Entries from a dataset
## start
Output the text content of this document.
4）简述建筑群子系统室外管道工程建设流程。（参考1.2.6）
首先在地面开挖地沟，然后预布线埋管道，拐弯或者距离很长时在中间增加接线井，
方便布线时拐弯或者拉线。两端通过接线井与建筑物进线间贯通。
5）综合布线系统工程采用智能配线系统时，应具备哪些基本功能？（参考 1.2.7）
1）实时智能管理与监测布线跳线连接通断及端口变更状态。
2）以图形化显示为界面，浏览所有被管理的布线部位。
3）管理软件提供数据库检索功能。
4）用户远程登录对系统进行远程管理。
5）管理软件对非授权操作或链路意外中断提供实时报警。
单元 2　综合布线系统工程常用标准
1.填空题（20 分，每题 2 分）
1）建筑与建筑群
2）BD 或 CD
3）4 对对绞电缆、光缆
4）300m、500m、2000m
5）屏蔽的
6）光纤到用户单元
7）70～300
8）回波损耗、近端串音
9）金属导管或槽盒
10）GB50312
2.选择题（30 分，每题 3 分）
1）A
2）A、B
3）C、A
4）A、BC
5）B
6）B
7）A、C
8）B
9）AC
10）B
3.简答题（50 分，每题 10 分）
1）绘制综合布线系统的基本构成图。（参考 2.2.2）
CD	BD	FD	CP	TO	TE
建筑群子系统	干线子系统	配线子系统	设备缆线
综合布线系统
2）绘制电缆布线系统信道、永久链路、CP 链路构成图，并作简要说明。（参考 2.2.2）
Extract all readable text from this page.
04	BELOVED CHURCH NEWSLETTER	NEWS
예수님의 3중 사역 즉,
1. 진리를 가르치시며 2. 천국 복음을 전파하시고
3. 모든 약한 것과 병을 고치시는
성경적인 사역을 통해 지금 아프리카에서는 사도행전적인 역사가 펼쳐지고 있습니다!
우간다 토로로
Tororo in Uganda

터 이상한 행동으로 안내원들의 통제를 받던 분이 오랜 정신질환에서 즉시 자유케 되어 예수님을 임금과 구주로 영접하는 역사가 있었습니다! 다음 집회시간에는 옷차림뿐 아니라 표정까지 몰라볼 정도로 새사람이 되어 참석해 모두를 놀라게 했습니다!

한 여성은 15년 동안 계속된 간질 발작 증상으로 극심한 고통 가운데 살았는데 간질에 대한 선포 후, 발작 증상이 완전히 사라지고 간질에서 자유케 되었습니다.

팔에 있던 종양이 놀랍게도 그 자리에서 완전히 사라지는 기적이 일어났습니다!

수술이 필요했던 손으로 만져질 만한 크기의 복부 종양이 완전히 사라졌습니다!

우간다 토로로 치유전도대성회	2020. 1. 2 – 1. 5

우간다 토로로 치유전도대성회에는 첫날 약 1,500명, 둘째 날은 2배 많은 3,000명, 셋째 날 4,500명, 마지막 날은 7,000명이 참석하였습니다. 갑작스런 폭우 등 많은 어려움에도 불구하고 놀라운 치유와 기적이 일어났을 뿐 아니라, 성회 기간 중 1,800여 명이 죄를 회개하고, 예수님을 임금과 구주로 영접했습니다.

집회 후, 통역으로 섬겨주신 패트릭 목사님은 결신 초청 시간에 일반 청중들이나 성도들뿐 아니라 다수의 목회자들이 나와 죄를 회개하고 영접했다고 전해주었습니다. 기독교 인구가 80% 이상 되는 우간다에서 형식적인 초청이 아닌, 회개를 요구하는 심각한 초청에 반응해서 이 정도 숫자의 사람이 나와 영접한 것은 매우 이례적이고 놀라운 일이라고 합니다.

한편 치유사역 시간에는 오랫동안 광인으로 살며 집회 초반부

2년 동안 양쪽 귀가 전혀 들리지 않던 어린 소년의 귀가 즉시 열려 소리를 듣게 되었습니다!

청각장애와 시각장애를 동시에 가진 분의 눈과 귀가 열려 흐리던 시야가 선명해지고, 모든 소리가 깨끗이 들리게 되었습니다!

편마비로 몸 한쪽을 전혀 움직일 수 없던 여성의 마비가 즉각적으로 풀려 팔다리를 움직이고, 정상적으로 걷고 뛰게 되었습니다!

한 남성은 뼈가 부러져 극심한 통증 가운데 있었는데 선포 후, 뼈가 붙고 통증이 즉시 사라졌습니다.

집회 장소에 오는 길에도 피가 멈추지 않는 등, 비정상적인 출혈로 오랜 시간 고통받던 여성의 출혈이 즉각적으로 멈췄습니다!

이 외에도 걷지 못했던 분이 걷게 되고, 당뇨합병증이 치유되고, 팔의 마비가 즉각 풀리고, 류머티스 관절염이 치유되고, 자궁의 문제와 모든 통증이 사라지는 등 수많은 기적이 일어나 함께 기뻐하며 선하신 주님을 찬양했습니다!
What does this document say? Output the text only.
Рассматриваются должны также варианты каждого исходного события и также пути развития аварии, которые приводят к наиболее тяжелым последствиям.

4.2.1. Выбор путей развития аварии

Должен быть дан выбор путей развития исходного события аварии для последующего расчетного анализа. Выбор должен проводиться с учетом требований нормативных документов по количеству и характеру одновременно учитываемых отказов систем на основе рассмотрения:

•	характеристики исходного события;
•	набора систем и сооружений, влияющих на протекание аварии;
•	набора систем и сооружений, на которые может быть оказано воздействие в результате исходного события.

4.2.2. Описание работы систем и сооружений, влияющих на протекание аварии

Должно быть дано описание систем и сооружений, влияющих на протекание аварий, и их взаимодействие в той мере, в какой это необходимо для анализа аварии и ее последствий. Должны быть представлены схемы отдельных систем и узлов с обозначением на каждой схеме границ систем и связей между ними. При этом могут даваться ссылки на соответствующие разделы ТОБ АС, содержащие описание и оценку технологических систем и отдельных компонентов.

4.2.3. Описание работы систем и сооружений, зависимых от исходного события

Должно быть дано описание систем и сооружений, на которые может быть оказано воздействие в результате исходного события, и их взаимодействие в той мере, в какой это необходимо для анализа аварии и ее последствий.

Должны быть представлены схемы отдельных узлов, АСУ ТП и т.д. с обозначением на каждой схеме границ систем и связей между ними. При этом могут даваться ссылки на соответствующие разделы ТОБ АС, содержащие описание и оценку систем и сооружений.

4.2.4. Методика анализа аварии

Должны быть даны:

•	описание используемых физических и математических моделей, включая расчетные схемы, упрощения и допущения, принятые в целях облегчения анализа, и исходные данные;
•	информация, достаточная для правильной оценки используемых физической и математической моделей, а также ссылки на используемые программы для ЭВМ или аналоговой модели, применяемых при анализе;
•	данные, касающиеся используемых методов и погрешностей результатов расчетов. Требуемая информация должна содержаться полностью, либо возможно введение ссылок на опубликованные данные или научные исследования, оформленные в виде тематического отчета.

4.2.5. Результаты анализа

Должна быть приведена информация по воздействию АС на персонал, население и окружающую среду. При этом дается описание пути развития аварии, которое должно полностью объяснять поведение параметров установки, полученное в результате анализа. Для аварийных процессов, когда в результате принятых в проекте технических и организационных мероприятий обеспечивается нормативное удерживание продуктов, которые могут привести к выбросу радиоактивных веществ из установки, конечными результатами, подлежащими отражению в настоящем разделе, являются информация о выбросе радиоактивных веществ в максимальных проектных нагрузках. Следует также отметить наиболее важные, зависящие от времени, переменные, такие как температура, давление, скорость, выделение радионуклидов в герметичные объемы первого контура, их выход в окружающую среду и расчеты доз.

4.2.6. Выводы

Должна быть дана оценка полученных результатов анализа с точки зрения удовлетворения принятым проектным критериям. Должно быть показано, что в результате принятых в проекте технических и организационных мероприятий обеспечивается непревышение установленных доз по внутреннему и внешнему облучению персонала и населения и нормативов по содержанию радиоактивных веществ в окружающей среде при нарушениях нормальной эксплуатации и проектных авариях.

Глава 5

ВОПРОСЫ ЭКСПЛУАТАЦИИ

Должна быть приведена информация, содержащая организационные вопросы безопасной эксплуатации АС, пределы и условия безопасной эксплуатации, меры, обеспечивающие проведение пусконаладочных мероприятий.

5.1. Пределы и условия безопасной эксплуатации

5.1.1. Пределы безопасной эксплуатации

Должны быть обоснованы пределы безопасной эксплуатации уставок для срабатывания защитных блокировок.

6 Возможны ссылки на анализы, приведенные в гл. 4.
## end
→ OBJECTIVE
Pick out each line containing the string "моделей" and copy it.

→ TASK ANSWER
•	описание используемых физических и математических моделей, включая расчетные схемы, упрощения и допущения, принятые в целях облегчения анализа, и исходные данные;
•	информация, достаточная для правильной оценки используемых физической и математической моделей, а также ссылки на используемые программы для ЭВМ или аналоговой модели, применяемых при анализе;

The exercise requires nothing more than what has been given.